§ PROBLEM REQUIREMENTS: Below are the records; collect from them each line containing the string "extinction".

Figure collection entries
════════════════
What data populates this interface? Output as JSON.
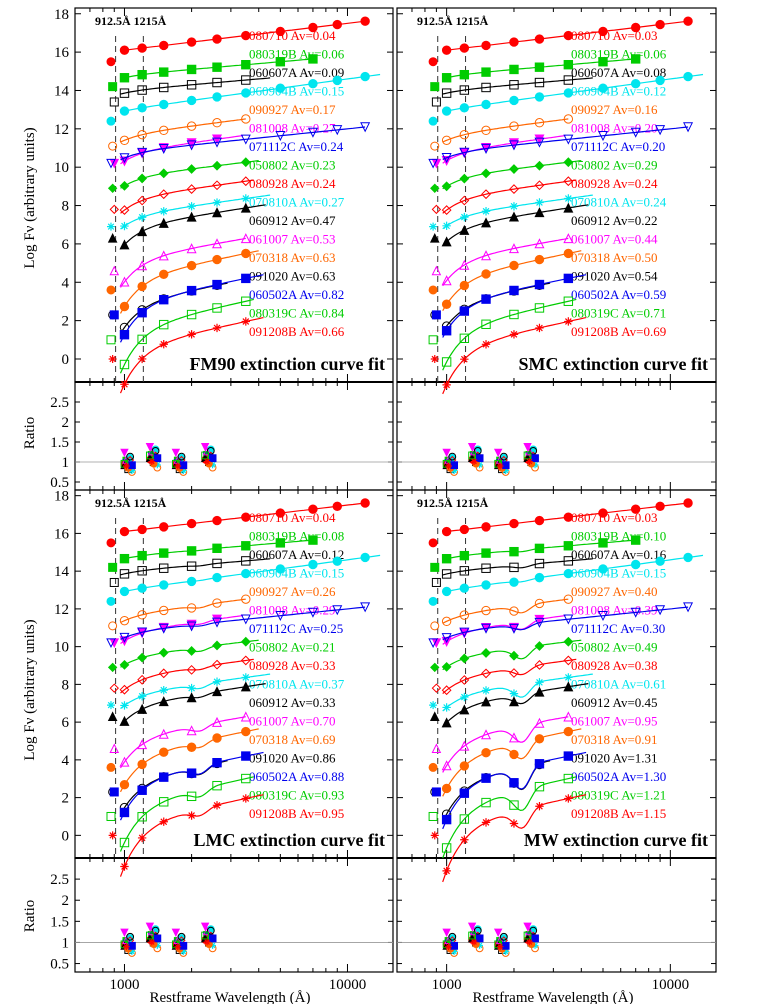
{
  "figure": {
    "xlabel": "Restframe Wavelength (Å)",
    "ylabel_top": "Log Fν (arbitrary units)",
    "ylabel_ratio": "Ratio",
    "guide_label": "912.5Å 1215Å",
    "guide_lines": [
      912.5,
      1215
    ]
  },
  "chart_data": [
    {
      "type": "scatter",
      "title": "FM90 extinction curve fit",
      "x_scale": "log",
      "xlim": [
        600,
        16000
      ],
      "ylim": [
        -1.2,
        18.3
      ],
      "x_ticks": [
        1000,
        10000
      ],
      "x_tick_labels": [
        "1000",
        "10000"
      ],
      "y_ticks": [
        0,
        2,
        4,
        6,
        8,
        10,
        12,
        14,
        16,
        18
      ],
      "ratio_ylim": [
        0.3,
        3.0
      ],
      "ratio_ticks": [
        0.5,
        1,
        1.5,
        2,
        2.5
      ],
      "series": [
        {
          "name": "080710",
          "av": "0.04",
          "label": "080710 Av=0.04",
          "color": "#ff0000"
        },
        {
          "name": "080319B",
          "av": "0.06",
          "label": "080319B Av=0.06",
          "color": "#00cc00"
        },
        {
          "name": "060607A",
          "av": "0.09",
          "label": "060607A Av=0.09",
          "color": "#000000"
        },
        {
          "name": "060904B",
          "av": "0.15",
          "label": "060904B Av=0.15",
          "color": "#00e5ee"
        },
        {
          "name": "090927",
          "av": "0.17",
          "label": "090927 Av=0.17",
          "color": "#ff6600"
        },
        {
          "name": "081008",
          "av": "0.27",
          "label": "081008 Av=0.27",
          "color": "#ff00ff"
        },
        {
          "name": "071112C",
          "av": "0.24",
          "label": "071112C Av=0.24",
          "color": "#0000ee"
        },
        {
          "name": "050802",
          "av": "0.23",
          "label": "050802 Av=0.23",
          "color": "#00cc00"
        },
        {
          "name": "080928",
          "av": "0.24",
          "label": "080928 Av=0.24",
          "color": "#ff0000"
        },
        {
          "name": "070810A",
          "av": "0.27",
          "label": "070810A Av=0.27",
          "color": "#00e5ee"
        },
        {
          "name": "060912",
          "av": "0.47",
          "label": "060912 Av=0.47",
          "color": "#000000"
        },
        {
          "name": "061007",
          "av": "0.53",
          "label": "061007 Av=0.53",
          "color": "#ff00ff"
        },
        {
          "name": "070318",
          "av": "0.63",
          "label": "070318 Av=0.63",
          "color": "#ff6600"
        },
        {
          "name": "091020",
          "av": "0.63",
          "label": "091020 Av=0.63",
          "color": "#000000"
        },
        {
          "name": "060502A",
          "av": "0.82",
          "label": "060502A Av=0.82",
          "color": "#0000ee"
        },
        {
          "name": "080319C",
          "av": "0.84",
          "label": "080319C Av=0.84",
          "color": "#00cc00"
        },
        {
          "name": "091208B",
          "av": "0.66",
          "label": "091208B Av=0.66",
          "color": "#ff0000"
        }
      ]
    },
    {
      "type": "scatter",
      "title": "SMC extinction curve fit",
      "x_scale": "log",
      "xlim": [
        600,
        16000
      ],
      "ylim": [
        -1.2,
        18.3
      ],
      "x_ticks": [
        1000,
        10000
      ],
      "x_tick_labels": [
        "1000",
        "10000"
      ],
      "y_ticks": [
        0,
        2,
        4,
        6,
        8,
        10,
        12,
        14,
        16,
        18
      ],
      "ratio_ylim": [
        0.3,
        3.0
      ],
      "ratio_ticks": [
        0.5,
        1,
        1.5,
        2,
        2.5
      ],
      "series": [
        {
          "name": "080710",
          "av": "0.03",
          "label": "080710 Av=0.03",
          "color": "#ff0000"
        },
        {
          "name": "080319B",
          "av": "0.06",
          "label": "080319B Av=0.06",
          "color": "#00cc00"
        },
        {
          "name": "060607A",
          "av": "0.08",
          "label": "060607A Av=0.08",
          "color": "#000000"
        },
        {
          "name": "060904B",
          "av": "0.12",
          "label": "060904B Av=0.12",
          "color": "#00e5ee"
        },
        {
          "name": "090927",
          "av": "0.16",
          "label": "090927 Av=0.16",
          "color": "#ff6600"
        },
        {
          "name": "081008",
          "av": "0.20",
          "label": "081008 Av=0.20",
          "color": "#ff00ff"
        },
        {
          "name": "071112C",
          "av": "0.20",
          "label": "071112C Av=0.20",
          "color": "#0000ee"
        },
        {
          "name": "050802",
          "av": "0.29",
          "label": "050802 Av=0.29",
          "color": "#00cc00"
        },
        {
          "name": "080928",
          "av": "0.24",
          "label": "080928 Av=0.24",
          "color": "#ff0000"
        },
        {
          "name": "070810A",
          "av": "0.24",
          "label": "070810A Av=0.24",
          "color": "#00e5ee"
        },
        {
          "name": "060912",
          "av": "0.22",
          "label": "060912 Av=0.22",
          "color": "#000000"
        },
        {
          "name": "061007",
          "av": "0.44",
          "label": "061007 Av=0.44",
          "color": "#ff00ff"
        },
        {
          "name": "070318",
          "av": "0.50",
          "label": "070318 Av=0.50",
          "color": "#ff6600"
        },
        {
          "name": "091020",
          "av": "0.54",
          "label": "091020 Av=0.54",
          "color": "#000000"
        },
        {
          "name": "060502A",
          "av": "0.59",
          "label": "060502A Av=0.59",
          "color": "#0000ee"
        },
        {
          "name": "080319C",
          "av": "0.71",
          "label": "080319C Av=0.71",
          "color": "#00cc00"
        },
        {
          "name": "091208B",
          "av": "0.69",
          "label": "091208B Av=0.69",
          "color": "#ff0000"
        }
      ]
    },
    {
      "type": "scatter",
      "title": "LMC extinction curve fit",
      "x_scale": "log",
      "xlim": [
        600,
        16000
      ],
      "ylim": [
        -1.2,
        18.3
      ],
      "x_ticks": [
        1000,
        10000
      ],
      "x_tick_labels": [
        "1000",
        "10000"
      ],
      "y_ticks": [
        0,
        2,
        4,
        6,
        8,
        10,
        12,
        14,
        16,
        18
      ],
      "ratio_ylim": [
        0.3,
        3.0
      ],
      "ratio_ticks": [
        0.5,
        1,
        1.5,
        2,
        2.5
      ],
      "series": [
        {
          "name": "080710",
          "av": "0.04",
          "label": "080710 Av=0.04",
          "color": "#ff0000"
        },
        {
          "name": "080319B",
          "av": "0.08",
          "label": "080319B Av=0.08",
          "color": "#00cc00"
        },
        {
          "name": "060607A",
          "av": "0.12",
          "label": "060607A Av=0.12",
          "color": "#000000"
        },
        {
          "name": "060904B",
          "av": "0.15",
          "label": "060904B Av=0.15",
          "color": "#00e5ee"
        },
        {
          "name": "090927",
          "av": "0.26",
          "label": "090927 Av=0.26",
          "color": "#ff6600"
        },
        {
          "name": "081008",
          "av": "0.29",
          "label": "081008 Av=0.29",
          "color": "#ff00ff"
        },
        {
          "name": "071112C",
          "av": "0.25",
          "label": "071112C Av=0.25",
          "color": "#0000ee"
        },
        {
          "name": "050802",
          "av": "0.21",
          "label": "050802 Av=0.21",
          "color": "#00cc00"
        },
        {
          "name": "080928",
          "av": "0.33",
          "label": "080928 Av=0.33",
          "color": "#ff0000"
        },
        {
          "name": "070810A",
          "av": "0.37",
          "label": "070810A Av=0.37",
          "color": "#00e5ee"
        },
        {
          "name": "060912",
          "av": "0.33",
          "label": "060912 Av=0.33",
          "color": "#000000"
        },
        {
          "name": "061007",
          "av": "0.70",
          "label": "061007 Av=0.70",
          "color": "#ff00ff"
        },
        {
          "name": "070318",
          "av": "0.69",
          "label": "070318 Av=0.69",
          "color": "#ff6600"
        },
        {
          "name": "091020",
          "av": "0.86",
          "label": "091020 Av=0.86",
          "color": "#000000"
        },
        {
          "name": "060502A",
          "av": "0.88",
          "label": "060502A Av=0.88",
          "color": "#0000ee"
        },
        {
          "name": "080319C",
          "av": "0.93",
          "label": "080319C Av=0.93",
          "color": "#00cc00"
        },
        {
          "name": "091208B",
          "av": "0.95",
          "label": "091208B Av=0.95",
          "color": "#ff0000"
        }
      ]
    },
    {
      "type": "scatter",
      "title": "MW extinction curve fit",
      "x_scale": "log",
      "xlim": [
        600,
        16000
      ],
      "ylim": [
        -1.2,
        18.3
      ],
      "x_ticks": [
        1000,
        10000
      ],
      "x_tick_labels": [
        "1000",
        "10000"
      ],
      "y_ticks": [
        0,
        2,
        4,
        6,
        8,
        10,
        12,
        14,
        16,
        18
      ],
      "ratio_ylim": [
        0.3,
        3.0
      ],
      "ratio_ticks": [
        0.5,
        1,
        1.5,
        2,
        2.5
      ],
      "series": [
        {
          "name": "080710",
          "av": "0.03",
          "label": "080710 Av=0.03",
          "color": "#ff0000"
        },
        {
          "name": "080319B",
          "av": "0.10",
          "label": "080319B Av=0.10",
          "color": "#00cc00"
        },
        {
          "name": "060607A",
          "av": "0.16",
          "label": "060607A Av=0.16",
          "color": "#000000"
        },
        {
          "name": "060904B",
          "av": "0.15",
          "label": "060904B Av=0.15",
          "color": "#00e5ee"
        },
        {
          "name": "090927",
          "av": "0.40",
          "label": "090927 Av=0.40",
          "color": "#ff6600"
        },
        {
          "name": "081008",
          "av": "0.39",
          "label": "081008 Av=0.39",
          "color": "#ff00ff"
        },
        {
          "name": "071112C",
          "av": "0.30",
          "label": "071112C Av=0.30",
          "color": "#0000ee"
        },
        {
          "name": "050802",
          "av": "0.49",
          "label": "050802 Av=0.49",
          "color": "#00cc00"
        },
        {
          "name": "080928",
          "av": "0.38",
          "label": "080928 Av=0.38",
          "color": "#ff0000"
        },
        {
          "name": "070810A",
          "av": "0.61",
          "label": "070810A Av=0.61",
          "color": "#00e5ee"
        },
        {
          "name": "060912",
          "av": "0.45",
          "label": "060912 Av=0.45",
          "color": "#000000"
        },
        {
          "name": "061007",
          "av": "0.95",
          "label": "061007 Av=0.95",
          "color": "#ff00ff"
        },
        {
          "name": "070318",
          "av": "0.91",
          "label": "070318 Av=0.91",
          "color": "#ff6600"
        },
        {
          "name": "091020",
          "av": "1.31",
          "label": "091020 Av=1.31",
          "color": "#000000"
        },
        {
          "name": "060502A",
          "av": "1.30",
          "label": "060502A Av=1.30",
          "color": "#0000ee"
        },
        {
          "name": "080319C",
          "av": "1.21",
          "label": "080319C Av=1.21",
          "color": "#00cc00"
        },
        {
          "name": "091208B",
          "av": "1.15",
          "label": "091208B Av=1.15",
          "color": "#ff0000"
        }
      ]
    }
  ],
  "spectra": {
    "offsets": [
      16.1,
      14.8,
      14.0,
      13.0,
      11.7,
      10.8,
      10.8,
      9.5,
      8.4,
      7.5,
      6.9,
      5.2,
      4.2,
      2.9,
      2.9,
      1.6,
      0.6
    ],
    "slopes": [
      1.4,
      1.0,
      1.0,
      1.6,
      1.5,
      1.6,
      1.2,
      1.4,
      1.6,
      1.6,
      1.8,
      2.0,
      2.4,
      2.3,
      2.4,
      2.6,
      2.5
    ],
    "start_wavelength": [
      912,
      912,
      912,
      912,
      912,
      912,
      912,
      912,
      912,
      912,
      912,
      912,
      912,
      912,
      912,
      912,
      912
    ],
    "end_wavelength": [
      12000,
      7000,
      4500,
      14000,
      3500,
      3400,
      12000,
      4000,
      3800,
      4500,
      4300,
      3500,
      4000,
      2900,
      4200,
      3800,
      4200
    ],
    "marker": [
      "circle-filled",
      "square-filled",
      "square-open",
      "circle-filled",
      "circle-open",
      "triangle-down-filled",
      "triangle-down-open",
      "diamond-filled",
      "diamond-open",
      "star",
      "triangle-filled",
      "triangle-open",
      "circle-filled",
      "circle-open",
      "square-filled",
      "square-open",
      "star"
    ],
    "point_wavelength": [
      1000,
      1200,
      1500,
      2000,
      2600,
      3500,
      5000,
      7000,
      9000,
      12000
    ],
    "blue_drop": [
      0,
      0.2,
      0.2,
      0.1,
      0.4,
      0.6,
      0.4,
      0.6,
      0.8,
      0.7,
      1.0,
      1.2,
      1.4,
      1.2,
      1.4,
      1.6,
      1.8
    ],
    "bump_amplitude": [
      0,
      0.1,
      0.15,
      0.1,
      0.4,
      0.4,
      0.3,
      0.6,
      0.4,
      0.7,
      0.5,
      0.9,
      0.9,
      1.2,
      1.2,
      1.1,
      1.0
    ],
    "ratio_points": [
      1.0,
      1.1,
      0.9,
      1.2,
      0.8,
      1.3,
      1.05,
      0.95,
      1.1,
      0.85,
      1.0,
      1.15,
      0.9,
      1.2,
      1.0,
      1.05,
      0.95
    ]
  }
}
════════════════
§ RESULT:
      "title": "FM90 extinction curve fit",
      "title": "SMC extinction curve fit",
      "title": "LMC extinction curve fit",
      "title": "MW extinction curve fit",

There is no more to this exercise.